== Rows
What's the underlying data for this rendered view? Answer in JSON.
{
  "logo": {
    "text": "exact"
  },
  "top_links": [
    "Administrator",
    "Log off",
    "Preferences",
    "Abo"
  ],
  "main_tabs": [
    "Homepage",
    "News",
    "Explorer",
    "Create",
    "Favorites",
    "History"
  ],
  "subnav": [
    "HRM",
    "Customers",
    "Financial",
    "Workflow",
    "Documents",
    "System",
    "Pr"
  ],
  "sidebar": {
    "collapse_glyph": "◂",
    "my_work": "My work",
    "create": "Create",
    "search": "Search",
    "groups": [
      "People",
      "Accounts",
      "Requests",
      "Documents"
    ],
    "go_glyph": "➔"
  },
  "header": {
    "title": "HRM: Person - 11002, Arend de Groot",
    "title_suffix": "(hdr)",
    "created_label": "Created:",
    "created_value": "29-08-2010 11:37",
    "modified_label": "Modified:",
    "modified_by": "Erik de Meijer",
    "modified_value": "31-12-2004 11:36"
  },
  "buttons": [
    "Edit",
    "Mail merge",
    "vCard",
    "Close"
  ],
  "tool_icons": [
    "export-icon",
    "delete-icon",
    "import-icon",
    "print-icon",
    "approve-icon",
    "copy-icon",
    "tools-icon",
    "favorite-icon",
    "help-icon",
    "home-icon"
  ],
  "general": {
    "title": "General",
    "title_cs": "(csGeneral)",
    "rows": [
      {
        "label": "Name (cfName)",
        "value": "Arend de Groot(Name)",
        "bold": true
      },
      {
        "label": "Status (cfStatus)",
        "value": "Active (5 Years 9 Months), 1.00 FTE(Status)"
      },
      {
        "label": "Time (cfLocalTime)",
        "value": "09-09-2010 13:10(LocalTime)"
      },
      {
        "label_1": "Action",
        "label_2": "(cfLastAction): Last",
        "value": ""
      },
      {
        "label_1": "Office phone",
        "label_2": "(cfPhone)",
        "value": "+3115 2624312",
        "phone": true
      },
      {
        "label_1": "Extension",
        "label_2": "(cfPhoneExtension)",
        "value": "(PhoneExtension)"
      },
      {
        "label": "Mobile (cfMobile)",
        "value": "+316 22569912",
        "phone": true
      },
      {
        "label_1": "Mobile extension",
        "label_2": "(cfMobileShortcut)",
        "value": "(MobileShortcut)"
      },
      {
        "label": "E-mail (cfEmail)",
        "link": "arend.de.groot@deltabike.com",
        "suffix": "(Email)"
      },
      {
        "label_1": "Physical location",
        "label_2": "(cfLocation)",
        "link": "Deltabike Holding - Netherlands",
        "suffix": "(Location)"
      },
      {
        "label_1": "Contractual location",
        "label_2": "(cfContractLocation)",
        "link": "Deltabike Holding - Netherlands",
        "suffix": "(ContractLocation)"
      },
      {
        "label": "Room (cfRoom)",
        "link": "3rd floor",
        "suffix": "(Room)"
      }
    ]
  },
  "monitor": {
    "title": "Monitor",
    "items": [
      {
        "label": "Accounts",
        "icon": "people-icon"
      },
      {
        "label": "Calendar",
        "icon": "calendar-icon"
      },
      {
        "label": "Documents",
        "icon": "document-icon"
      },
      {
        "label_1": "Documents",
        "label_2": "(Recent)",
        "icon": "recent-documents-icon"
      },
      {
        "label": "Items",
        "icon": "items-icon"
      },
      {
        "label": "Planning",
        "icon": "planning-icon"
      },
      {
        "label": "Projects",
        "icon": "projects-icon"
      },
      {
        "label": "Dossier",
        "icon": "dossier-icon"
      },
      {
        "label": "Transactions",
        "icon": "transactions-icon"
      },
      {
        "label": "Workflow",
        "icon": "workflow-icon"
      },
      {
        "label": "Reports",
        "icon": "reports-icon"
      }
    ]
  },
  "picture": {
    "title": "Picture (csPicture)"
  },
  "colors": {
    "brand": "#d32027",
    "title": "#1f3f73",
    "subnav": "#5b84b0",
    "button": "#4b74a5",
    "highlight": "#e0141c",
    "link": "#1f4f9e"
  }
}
====
Task goal »
Type the whole listing again, unaltered.

Solution for this exercise »
What's the underlying data for this rendered view? Answer in JSON.
{
  "logo": {
    "text": "exact"
  },
  "top_links": [
    "Administrator",
    "Log off",
    "Preferences",
    "Abo"
  ],
  "main_tabs": [
    "Homepage",
    "News",
    "Explorer",
    "Create",
    "Favorites",
    "History"
  ],
  "subnav": [
    "HRM",
    "Customers",
    "Financial",
    "Workflow",
    "Documents",
    "System",
    "Pr"
  ],
  "sidebar": {
    "collapse_glyph": "◂",
    "my_work": "My work",
    "create": "Create",
    "search": "Search",
    "groups": [
      "People",
      "Accounts",
      "Requests",
      "Documents"
    ],
    "go_glyph": "➔"
  },
  "header": {
    "title": "HRM: Person - 11002, Arend de Groot",
    "title_suffix": "(hdr)",
    "created_label": "Created:",
    "created_value": "29-08-2010 11:37",
    "modified_label": "Modified:",
    "modified_by": "Erik de Meijer",
    "modified_value": "31-12-2004 11:36"
  },
  "buttons": [
    "Edit",
    "Mail merge",
    "vCard",
    "Close"
  ],
  "tool_icons": [
    "export-icon",
    "delete-icon",
    "import-icon",
    "print-icon",
    "approve-icon",
    "copy-icon",
    "tools-icon",
    "favorite-icon",
    "help-icon",
    "home-icon"
  ],
  "general": {
    "title": "General",
    "title_cs": "(csGeneral)",
    "rows": [
      {
        "label": "Name (cfName)",
        "value": "Arend de Groot(Name)",
        "bold": true
      },
      {
        "label": "Status (cfStatus)",
        "value": "Active (5 Years 9 Months), 1.00 FTE(Status)"
      },
      {
        "label": "Time (cfLocalTime)",
        "value": "09-09-2010 13:10(LocalTime)"
      },
      {
        "label_1": "Action",
        "label_2": "(cfLastAction): Last",
        "value": ""
      },
      {
        "label_1": "Office phone",
        "label_2": "(cfPhone)",
        "value": "+3115 2624312",
        "phone": true
      },
      {
        "label_1": "Extension",
        "label_2": "(cfPhoneExtension)",
        "value": "(PhoneExtension)"
      },
      {
        "label": "Mobile (cfMobile)",
        "value": "+316 22569912",
        "phone": true
      },
      {
        "label_1": "Mobile extension",
        "label_2": "(cfMobileShortcut)",
        "value": "(MobileShortcut)"
      },
      {
        "label": "E-mail (cfEmail)",
        "link": "arend.de.groot@deltabike.com",
        "suffix": "(Email)"
      },
      {
        "label_1": "Physical location",
        "label_2": "(cfLocation)",
        "link": "Deltabike Holding - Netherlands",
        "suffix": "(Location)"
      },
      {
        "label_1": "Contractual location",
        "label_2": "(cfContractLocation)",
        "link": "Deltabike Holding - Netherlands",
        "suffix": "(ContractLocation)"
      },
      {
        "label": "Room (cfRoom)",
        "link": "3rd floor",
        "suffix": "(Room)"
      }
    ]
  },
  "monitor": {
    "title": "Monitor",
    "items": [
      {
        "label": "Accounts",
        "icon": "people-icon"
      },
      {
        "label": "Calendar",
        "icon": "calendar-icon"
      },
      {
        "label": "Documents",
        "icon": "document-icon"
      },
      {
        "label_1": "Documents",
        "label_2": "(Recent)",
        "icon": "recent-documents-icon"
      },
      {
        "label": "Items",
        "icon": "items-icon"
      },
      {
        "label": "Planning",
        "icon": "planning-icon"
      },
      {
        "label": "Projects",
        "icon": "projects-icon"
      },
      {
        "label": "Dossier",
        "icon": "dossier-icon"
      },
      {
        "label": "Transactions",
        "icon": "transactions-icon"
      },
      {
        "label": "Workflow",
        "icon": "workflow-icon"
      },
      {
        "label": "Reports",
        "icon": "reports-icon"
      }
    ]
  },
  "picture": {
    "title": "Picture (csPicture)"
  },
  "colors": {
    "brand": "#d32027",
    "title": "#1f3f73",
    "subnav": "#5b84b0",
    "button": "#4b74a5",
    "highlight": "#e0141c",
    "link": "#1f4f9e"
  }
}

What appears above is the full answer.